### Instructions to follow
Select all lines holding the word "Collections" from the entries that follow.

### Information supplied

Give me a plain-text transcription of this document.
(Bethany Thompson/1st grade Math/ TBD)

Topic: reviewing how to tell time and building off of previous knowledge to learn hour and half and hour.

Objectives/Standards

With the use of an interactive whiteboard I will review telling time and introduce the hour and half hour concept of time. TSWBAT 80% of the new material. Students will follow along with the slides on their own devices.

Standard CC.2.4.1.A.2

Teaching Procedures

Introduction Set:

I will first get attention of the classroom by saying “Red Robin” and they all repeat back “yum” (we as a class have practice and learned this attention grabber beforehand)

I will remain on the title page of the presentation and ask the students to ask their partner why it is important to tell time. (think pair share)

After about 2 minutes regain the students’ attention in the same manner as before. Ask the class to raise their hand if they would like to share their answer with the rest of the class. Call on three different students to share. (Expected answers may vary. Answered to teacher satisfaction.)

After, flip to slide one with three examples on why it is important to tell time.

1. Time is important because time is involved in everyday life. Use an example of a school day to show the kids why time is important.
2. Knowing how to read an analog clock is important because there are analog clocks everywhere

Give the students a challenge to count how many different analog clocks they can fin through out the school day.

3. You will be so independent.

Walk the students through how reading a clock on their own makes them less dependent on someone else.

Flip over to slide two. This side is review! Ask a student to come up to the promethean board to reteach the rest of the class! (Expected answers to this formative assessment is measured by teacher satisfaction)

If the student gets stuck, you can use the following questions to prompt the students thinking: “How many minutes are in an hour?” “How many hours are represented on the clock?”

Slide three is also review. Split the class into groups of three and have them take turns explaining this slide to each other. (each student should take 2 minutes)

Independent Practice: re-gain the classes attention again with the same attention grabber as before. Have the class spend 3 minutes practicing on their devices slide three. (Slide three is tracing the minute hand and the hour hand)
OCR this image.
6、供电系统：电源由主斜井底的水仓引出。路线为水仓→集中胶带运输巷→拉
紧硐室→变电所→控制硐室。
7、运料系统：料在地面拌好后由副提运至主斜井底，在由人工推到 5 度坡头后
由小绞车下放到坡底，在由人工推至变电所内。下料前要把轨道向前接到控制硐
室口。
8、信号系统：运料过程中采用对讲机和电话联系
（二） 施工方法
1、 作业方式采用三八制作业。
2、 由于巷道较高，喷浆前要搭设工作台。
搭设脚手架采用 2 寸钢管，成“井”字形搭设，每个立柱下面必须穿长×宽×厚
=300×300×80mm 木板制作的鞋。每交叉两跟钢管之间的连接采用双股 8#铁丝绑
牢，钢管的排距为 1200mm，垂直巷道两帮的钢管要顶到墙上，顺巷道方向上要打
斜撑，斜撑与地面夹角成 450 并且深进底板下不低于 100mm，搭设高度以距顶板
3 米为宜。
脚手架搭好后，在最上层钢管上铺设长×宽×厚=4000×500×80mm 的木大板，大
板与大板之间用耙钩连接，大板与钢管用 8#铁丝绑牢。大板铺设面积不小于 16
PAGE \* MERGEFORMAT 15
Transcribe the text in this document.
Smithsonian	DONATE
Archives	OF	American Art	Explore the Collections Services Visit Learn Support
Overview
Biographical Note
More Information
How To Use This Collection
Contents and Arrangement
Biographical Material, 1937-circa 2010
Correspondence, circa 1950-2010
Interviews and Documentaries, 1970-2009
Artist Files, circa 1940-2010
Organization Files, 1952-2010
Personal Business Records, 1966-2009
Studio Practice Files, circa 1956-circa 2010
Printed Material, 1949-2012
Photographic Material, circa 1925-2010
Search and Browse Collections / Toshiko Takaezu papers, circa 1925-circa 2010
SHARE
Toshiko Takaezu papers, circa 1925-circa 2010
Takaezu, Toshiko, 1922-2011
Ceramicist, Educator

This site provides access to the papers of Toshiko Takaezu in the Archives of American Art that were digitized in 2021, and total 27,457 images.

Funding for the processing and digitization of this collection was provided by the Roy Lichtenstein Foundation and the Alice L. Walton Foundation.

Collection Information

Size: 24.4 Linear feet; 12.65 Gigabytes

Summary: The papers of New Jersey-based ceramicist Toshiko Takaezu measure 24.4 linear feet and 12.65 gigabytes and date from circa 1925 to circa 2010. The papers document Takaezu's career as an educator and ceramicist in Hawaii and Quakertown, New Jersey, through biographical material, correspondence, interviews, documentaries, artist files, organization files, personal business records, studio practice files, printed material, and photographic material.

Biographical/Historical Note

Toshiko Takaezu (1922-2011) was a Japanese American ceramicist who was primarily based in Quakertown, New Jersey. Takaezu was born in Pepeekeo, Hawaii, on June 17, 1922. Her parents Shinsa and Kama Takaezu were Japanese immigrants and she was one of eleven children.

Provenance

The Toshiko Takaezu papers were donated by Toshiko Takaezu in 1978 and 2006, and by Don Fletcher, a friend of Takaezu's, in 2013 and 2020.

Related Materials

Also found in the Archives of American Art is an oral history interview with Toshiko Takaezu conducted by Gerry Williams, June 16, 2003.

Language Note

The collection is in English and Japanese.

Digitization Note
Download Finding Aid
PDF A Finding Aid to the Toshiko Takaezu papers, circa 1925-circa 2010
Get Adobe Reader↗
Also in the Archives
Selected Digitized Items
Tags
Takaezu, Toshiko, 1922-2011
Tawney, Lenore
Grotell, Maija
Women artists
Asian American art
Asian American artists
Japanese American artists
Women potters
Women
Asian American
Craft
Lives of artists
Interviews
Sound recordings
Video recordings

### Problem solution
Archives	OF	American Art	Explore the Collections Services Visit Learn Support
Search and Browse Collections / Toshiko Takaezu papers, circa 1925-circa 2010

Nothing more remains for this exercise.